» WHAT THE EXERCISE ASKS:
Rewrite the material below as a two-column Markdown table headed Number and Entry, giving each line its own numbered row. Skip blank lines and leave the pictures out.

» EXCERPTED DATA:
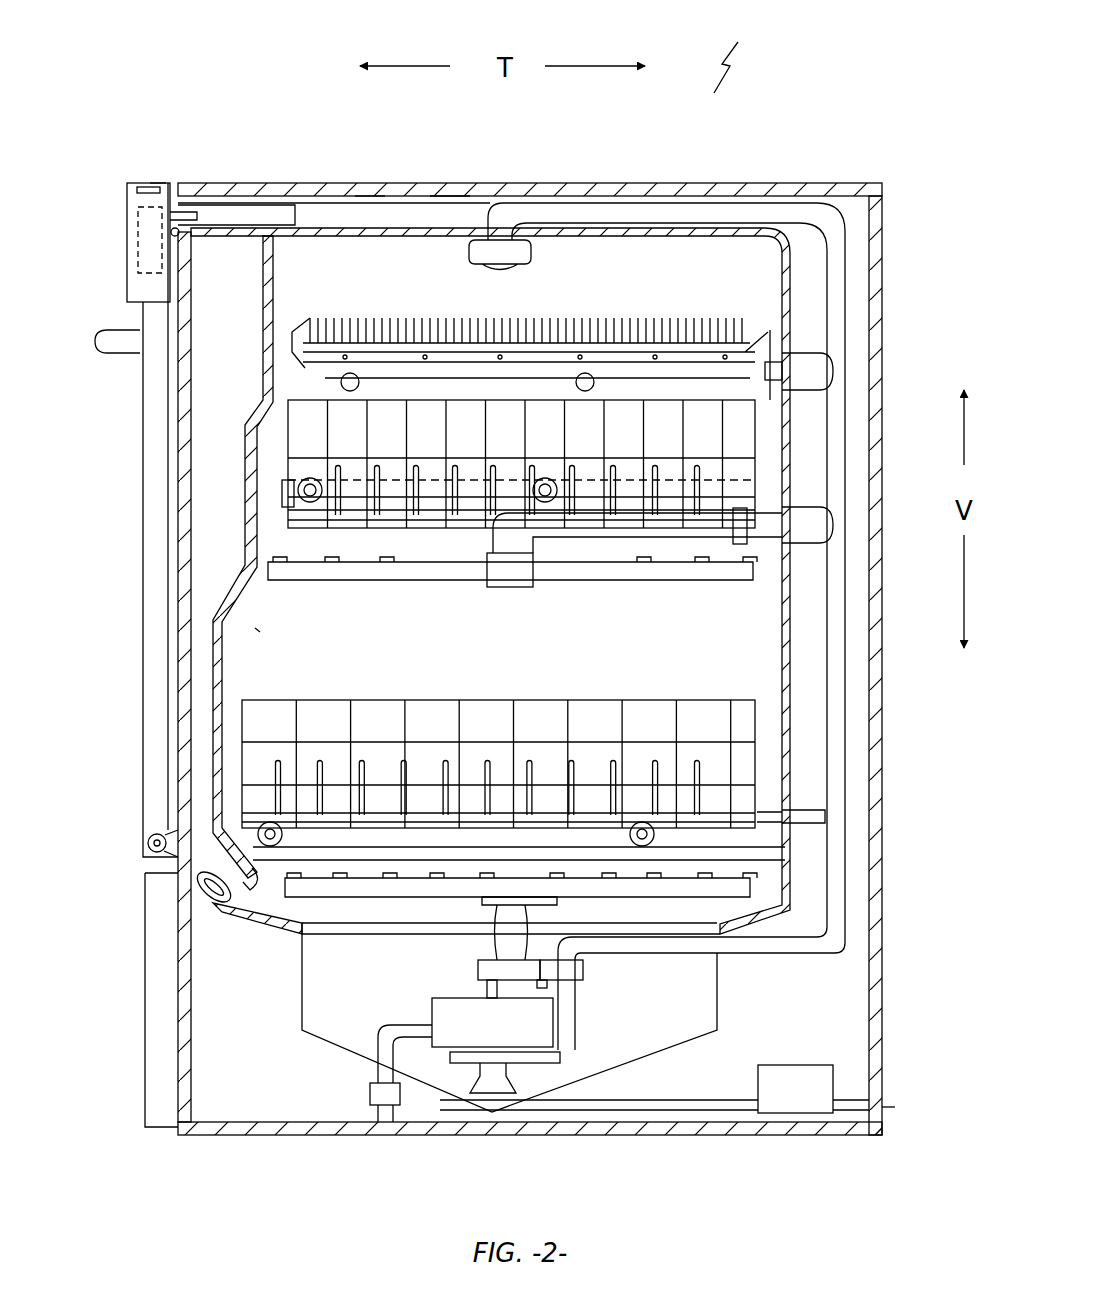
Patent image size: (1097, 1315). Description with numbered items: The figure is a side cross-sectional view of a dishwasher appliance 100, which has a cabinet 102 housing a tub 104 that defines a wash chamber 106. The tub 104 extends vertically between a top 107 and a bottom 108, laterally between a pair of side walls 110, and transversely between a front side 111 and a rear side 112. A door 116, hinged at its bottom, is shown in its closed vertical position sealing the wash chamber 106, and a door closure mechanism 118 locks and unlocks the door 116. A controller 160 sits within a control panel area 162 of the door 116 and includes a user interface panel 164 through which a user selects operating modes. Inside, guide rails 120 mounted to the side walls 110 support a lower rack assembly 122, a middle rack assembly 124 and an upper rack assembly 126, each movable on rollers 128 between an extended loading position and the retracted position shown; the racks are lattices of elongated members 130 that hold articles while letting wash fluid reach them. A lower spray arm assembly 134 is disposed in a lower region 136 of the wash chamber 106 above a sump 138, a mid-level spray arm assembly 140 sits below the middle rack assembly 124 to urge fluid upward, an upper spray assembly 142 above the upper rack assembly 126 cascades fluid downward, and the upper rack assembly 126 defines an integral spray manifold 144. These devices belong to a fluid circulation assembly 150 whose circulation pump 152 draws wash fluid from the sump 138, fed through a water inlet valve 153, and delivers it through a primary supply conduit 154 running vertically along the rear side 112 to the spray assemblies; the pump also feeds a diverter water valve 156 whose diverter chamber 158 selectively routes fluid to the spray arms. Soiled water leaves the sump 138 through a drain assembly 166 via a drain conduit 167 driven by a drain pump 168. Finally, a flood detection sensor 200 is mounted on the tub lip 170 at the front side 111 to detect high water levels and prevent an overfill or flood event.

The dishwasher appliance 100 is at (749, 49).
The cabinet 102 is at (882, 246).
The tub 104 is at (355, 646).
The wash chamber 106 is at (260, 632).
The top 107 is at (363, 208).
The bottom 108 is at (765, 893).
The side walls 110 is at (445, 205).
The front side 111 is at (280, 265).
The rear side 112 is at (800, 327).
The door 116 is at (140, 710).
The door closure mechanism 118 is at (170, 235).
The guide rails 120 is at (300, 465).
The lower rack assembly 122 is at (660, 695).
The middle rack assembly 124 is at (292, 378).
The upper rack assembly 126 is at (403, 305).
The rollers 128 is at (330, 403).
The elongated members 130 is at (745, 460).
The lower spray arm assembly 134 is at (667, 892).
The lower region 136 is at (755, 832).
The sump 138 is at (297, 970).
The mid-level spray arm assembly 140 is at (557, 570).
The upper spray assembly 142 is at (517, 265).
The integral spray manifold 144 is at (688, 378).
The fluid circulation assembly 150 is at (417, 1010).
The circulation pump 152 is at (533, 1020).
The water inlet valve 153 is at (370, 1097).
The primary supply conduit 154 is at (835, 718).
The diverter water valve 156 is at (470, 975).
The diverter chamber 158 is at (577, 967).
The controller 160 is at (120, 237).
The control panel area 162 is at (145, 178).
The user interface panel 164 is at (160, 180).
The drain assembly 166 is at (900, 1107).
The drain conduit 167 is at (663, 1110).
The drain pump 168 is at (775, 1065).
The tub lip 170 is at (207, 913).
The flood detection sensor 200 is at (200, 905).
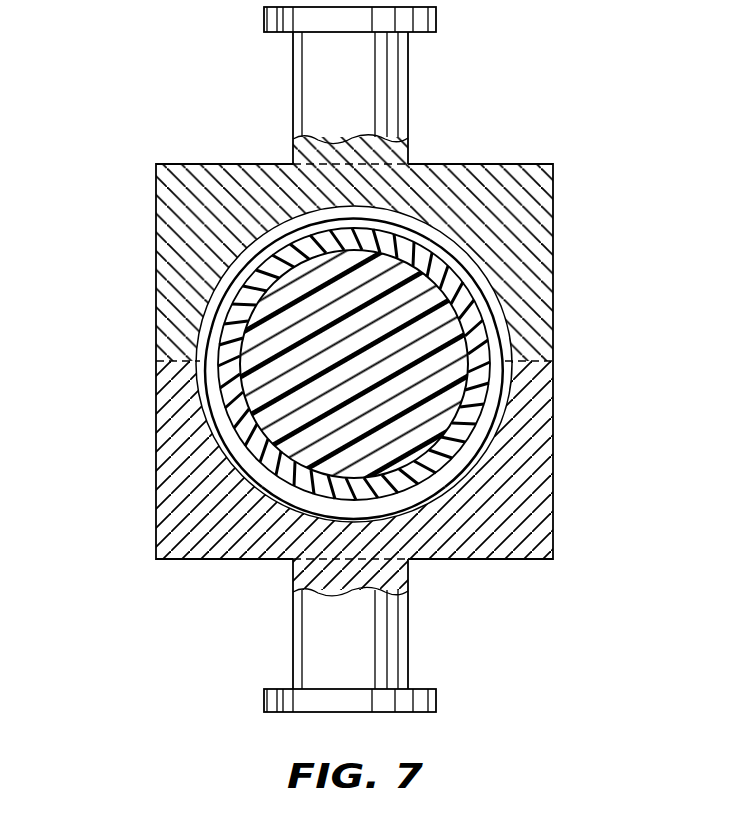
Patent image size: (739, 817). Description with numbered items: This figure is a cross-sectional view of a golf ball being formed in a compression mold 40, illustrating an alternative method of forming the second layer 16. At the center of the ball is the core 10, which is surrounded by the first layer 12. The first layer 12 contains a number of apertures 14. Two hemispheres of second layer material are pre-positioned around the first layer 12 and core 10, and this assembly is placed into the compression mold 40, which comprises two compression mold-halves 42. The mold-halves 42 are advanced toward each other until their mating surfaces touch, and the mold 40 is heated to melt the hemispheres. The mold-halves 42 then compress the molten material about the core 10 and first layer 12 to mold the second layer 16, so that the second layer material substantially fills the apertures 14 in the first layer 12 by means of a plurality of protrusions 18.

The core 10 is at (440, 350).
The first layer 12 is at (475, 320).
The apertures 14 is at (470, 262).
The second layer 16 is at (490, 293).
The protrusions 18 is at (427, 222).
The compression mold 40 is at (95, 290).
The compression mold-halves 42 is at (477, 163).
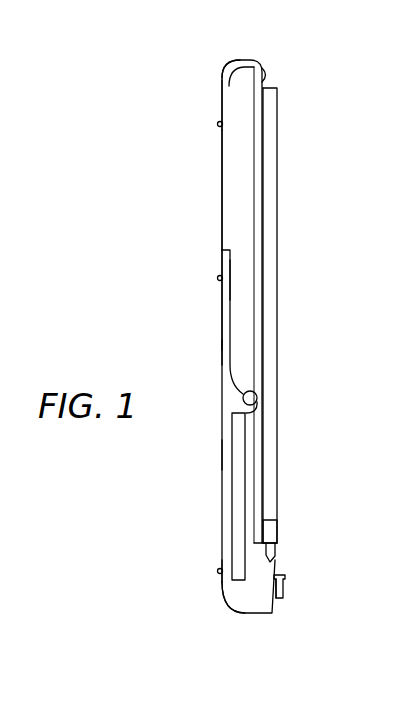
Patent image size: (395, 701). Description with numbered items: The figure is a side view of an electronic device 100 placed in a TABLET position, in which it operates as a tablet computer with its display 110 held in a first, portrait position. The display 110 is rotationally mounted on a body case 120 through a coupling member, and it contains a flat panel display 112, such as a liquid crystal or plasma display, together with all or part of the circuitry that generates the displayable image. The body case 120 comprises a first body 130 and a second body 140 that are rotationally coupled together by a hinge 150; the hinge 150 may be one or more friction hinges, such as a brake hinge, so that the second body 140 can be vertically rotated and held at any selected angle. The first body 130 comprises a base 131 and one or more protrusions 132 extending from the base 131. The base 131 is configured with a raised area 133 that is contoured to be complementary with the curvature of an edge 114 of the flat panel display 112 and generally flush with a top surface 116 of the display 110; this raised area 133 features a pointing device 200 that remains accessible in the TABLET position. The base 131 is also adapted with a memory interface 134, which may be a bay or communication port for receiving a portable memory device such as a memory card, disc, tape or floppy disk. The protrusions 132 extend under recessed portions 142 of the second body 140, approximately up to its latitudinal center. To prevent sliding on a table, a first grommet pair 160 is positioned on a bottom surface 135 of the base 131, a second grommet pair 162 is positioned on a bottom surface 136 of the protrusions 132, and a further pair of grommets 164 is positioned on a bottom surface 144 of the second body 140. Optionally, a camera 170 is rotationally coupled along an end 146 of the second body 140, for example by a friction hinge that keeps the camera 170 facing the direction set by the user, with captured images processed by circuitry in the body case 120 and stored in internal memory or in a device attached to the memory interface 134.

The electronic device 100 is at (90, 226).
The display 110 is at (282, 63).
The flat panel display 112 is at (288, 250).
The edge 114 is at (286, 576).
The top surface 116 is at (280, 515).
The body case 120 is at (218, 604).
The first body 130 is at (260, 594).
The base 131 is at (243, 600).
The protrusion 132 is at (225, 343).
The raised area 133 is at (276, 553).
The memory interface 134 is at (237, 511).
The bottom surface 135 is at (224, 459).
The bottom surface 136 is at (222, 304).
The second body 140 is at (227, 97).
The recessed portion 142 is at (232, 278).
The bottom surface 144 is at (222, 188).
The end 146 is at (226, 77).
The hinge 150 is at (258, 396).
The first grommet pair 160 is at (217, 570).
The second grommet pair 162 is at (217, 279).
The pair of grommets 164 is at (217, 124).
The camera 170 is at (270, 73).
The pointing device 200 is at (290, 591).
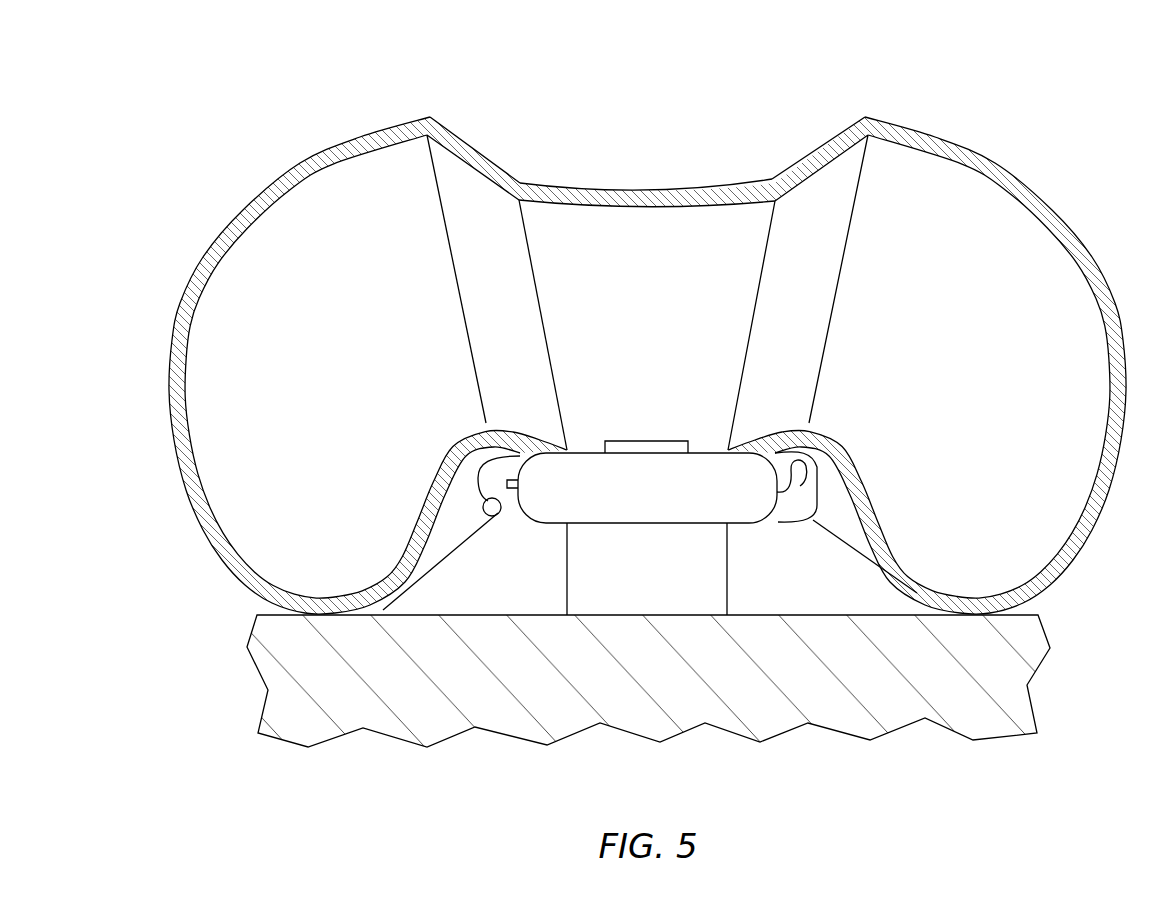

» TASK SOLUTION:
| Number | Entry |
|---|---|
| 1 | Patent image size: (1097, 1315). Description with numbered items: The figure is a side cross-sectional view of a dishwasher appliance 100, which has a cabinet 102 housing a tub 104 that defines a wash chamber 106. The tub 104 extends vertically between a top 107 and a bottom 108, laterally between a pair of side walls 110, and transversely between a front side 111 and a rear side 112. A door 116, hinged at its bottom, is shown in its closed vertical position sealing the wash chamber 106, and a door closure mechanism 118 locks and unlocks the door 116. A controller 160 sits within a control panel area 162 of the door 116 and includes a user interface panel 164 through which a user selects operating modes. Inside, guide rails 120 mounted to the side walls 110 support a lower rack assembly 122, a middle rack assembly 124 and an upper rack assembly 126, each movable on rollers 128 between an extended loading position and the retracted position shown; the racks are lattices of elongated members 130 that hold articles while letting wash fluid reach them. A lower spray arm assembly 134 is disposed in a lower region 136 of the wash chamber 106 above a sump 138, a mid-level spray arm assembly 140 sits below the middle rack assembly 124 to urge fluid upward, an upper spray assembly 142 above the upper rack assembly 126 cascades fluid downward, and the upper rack assembly 126 defines an integral spray manifold 144. These devices belong to a fluid circulation assembly 150 whose circulation pump 152 draws wash fluid from the sump 138, fed through a water inlet valve 153, and delivers it through a primary supply conduit 154 running vertically along the rear side 112 to the spray assemblies; the pump also feeds a diverter water valve 156 whose diverter chamber 158 selectively routes fluid to the spray arms. Soiled water leaves the sump 138 through a drain assembly 166 via a drain conduit 167 driven by a drain pump 168. Finally, a flood detection sensor 200 is mounted on the tub lip 170 at the front side 111 to detect high water levels and prevent an overfill or flood event. |
| 2 | The dishwasher appliance 100 is at (749, 49). |
| 3 | The cabinet 102 is at (882, 246). |
| 4 | The tub 104 is at (355, 646). |
| 5 | The wash chamber 106 is at (260, 632). |
| 6 | The top 107 is at (363, 208). |
| 7 | The bottom 108 is at (765, 893). |
| 8 | The side walls 110 is at (445, 205). |
| 9 | The front side 111 is at (280, 265). |
| 10 | The rear side 112 is at (800, 327). |
| 11 | The door 116 is at (140, 710). |
| 12 | The door closure mechanism 118 is at (170, 235). |
| 13 | The guide rails 120 is at (300, 465). |
| 14 | The lower rack assembly 122 is at (660, 695). |
| 15 | The middle rack assembly 124 is at (292, 378). |
| 16 | The upper rack assembly 126 is at (403, 305). |
| 17 | The rollers 128 is at (330, 403). |
| 18 | The elongated members 130 is at (745, 460). |
| 19 | The lower spray arm assembly 134 is at (667, 892). |
| 20 | The lower region 136 is at (755, 832). |
| 21 | The sump 138 is at (297, 970). |
| 22 | The mid-level spray arm assembly 140 is at (557, 570). |
| 23 | The upper spray assembly 142 is at (517, 265). |
| 24 | The integral spray manifold 144 is at (688, 378). |
| 25 | The fluid circulation assembly 150 is at (417, 1010). |
| 26 | The circulation pump 152 is at (533, 1020). |
| 27 | The water inlet valve 153 is at (370, 1097). |
| 28 | The primary supply conduit 154 is at (835, 718). |
| 29 | The diverter water valve 156 is at (470, 975). |
| 30 | The diverter chamber 158 is at (577, 967). |
| 31 | The controller 160 is at (120, 237). |
| 32 | The control panel area 162 is at (145, 178). |
| 33 | The user interface panel 164 is at (160, 180). |
| 34 | The drain assembly 166 is at (900, 1107). |
| 35 | The drain conduit 167 is at (663, 1110). |
| 36 | The drain pump 168 is at (775, 1065). |
| 37 | The tub lip 170 is at (207, 913). |
| 38 | The flood detection sensor 200 is at (200, 905). |
| 39 | Patent image size: (739, 817). Description with numbered items: This figure is a cross-sectional view of a golf ball being formed in a compression mold 40, illustrating an alternative method of forming the second layer 16. At the center of the ball is the core 10, which is surrounded by the first layer 12. The first layer 12 contains a number of apertures 14. Two hemispheres of second layer material are pre-positioned around the first layer 12 and core 10, and this assembly is placed into the compression mold 40, which comprises two compression mold-halves 42. The mold-halves 42 are advanced toward each other until their mating surfaces touch, and the mold 40 is heated to melt the hemispheres. The mold-halves 42 then compress the molten material about the core 10 and first layer 12 to mold the second layer 16, so that the second layer material substantially fills the apertures 14 in the first layer 12 by means of a plurality of protrusions 18. |
| 40 | The core 10 is at (440, 350). |
| 41 | The first layer 12 is at (475, 320). |
| 42 | The apertures 14 is at (470, 262). |
| 43 | The second layer 16 is at (490, 293). |
| 44 | The protrusions 18 is at (427, 222). |
| 45 | The compression mold 40 is at (95, 290). |
| 46 | The compression mold-halves 42 is at (477, 163). |
| 47 | Patent image size: (395, 701). Description with numbered items: The figure is a side view of an electronic device 100 placed in a TABLET position, in which it operates as a tablet computer with its display 110 held in a first, portrait position. The display 110 is rotationally mounted on a body case 120 through a coupling member, and it contains a flat panel display 112, such as a liquid crystal or plasma display, together with all or part of the circuitry that generates the displayable image. The body case 120 comprises a first body 130 and a second body 140 that are rotationally coupled together by a hinge 150; the hinge 150 may be one or more friction hinges, such as a brake hinge, so that the second body 140 can be vertically rotated and held at any selected angle. The first body 130 comprises a base 131 and one or more protrusions 132 extending from the base 131. The base 131 is configured with a raised area 133 that is contoured to be complementary with the curvature of an edge 114 of the flat panel display 112 and generally flush with a top surface 116 of the display 110; this raised area 133 features a pointing device 200 that remains accessible in the TABLET position. The base 131 is also adapted with a memory interface 134, which may be a bay or communication port for receiving a portable memory device such as a memory card, disc, tape or floppy disk. The protrusions 132 extend under recessed portions 142 of the second body 140, approximately up to its latitudinal center. To prevent sliding on a table, a first grommet pair 160 is positioned on a bottom surface 135 of the base 131, a second grommet pair 162 is positioned on a bottom surface 136 of the protrusions 132, and a further pair of grommets 164 is positioned on a bottom surface 144 of the second body 140. Optionally, a camera 170 is rotationally coupled along an end 146 of the second body 140, for example by a friction hinge that keeps the camera 170 facing the direction set by the user, with captured images processed by circuitry in the body case 120 and stored in internal memory or in a device attached to the memory interface 134. |
| 48 | The electronic device 100 is at (90, 226). |
| 49 | The display 110 is at (282, 63). |
| 50 | The flat panel display 112 is at (288, 250). |
| 51 | The edge 114 is at (286, 576). |
| 52 | The top surface 116 is at (280, 515). |
| 53 | The body case 120 is at (218, 604). |
| 54 | The first body 130 is at (260, 594). |
| 55 | The base 131 is at (243, 600). |
| 56 | The protrusion 132 is at (225, 343). |
| 57 | The raised area 133 is at (276, 553). |
| 58 | The memory interface 134 is at (237, 511). |
| 59 | The bottom surface 135 is at (224, 459). |
| 60 | The bottom surface 136 is at (222, 304). |
| 61 | The second body 140 is at (227, 97). |
| 62 | The recessed portion 142 is at (232, 278). |
| 63 | The bottom surface 144 is at (222, 188). |
| 64 | The end 146 is at (226, 77). |
| 65 | The hinge 150 is at (258, 396). |
| 66 | The first grommet pair 160 is at (217, 570). |
| 67 | The second grommet pair 162 is at (217, 279). |
| 68 | The pair of grommets 164 is at (217, 124). |
| 69 | The camera 170 is at (270, 73). |
| 70 | The pointing device 200 is at (290, 591). |